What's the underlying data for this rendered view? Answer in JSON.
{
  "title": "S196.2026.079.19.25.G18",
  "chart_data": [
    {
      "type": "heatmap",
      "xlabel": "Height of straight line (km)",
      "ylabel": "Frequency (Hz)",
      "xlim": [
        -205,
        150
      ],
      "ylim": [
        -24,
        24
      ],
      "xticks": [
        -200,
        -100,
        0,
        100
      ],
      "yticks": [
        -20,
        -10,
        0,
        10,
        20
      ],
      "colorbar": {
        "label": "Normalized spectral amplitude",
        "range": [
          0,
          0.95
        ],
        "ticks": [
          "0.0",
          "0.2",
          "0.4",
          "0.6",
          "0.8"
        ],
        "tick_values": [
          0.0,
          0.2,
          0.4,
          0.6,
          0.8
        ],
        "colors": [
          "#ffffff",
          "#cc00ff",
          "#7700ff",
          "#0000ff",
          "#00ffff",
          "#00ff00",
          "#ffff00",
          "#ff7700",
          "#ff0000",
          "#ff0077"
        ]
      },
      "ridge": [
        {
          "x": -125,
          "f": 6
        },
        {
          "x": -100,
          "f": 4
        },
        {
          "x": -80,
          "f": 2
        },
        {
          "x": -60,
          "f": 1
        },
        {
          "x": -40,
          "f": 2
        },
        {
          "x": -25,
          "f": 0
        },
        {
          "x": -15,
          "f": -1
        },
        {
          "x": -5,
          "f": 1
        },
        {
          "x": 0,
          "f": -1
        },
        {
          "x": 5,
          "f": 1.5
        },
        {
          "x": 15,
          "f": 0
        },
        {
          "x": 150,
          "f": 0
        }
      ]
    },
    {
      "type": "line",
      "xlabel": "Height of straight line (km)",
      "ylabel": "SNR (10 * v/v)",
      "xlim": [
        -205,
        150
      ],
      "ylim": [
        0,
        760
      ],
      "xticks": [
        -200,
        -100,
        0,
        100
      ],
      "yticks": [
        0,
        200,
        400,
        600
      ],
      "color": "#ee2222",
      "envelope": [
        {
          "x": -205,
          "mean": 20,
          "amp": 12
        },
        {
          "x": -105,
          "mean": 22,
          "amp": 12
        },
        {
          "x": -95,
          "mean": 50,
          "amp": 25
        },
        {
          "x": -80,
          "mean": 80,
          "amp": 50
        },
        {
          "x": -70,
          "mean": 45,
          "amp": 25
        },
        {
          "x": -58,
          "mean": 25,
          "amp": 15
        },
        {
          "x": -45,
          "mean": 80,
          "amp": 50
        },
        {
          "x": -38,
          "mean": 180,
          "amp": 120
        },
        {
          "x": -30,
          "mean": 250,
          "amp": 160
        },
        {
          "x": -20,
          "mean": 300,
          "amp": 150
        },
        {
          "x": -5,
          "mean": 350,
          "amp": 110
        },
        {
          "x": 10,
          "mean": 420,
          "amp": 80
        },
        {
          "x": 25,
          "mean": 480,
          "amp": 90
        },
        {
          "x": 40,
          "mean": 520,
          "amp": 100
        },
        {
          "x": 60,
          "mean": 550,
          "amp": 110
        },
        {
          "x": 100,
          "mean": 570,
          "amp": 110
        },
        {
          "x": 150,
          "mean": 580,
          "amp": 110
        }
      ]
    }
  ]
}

-- -- --

Exercise: Restate the whole listing exactly.

Result of this exercise:
What's the underlying data for this rendered view? Answer in JSON.
{
  "title": "S196.2026.079.19.25.G18",
  "chart_data": [
    {
      "type": "heatmap",
      "xlabel": "Height of straight line (km)",
      "ylabel": "Frequency (Hz)",
      "xlim": [
        -205,
        150
      ],
      "ylim": [
        -24,
        24
      ],
      "xticks": [
        -200,
        -100,
        0,
        100
      ],
      "yticks": [
        -20,
        -10,
        0,
        10,
        20
      ],
      "colorbar": {
        "label": "Normalized spectral amplitude",
        "range": [
          0,
          0.95
        ],
        "ticks": [
          "0.0",
          "0.2",
          "0.4",
          "0.6",
          "0.8"
        ],
        "tick_values": [
          0.0,
          0.2,
          0.4,
          0.6,
          0.8
        ],
        "colors": [
          "#ffffff",
          "#cc00ff",
          "#7700ff",
          "#0000ff",
          "#00ffff",
          "#00ff00",
          "#ffff00",
          "#ff7700",
          "#ff0000",
          "#ff0077"
        ]
      },
      "ridge": [
        {
          "x": -125,
          "f": 6
        },
        {
          "x": -100,
          "f": 4
        },
        {
          "x": -80,
          "f": 2
        },
        {
          "x": -60,
          "f": 1
        },
        {
          "x": -40,
          "f": 2
        },
        {
          "x": -25,
          "f": 0
        },
        {
          "x": -15,
          "f": -1
        },
        {
          "x": -5,
          "f": 1
        },
        {
          "x": 0,
          "f": -1
        },
        {
          "x": 5,
          "f": 1.5
        },
        {
          "x": 15,
          "f": 0
        },
        {
          "x": 150,
          "f": 0
        }
      ]
    },
    {
      "type": "line",
      "xlabel": "Height of straight line (km)",
      "ylabel": "SNR (10 * v/v)",
      "xlim": [
        -205,
        150
      ],
      "ylim": [
        0,
        760
      ],
      "xticks": [
        -200,
        -100,
        0,
        100
      ],
      "yticks": [
        0,
        200,
        400,
        600
      ],
      "color": "#ee2222",
      "envelope": [
        {
          "x": -205,
          "mean": 20,
          "amp": 12
        },
        {
          "x": -105,
          "mean": 22,
          "amp": 12
        },
        {
          "x": -95,
          "mean": 50,
          "amp": 25
        },
        {
          "x": -80,
          "mean": 80,
          "amp": 50
        },
        {
          "x": -70,
          "mean": 45,
          "amp": 25
        },
        {
          "x": -58,
          "mean": 25,
          "amp": 15
        },
        {
          "x": -45,
          "mean": 80,
          "amp": 50
        },
        {
          "x": -38,
          "mean": 180,
          "amp": 120
        },
        {
          "x": -30,
          "mean": 250,
          "amp": 160
        },
        {
          "x": -20,
          "mean": 300,
          "amp": 150
        },
        {
          "x": -5,
          "mean": 350,
          "amp": 110
        },
        {
          "x": 10,
          "mean": 420,
          "amp": 80
        },
        {
          "x": 25,
          "mean": 480,
          "amp": 90
        },
        {
          "x": 40,
          "mean": 520,
          "amp": 100
        },
        {
          "x": 60,
          "mean": 550,
          "amp": 110
        },
        {
          "x": 100,
          "mean": 570,
          "amp": 110
        },
        {
          "x": 150,
          "mean": 580,
          "amp": 110
        }
      ]
    }
  ]
}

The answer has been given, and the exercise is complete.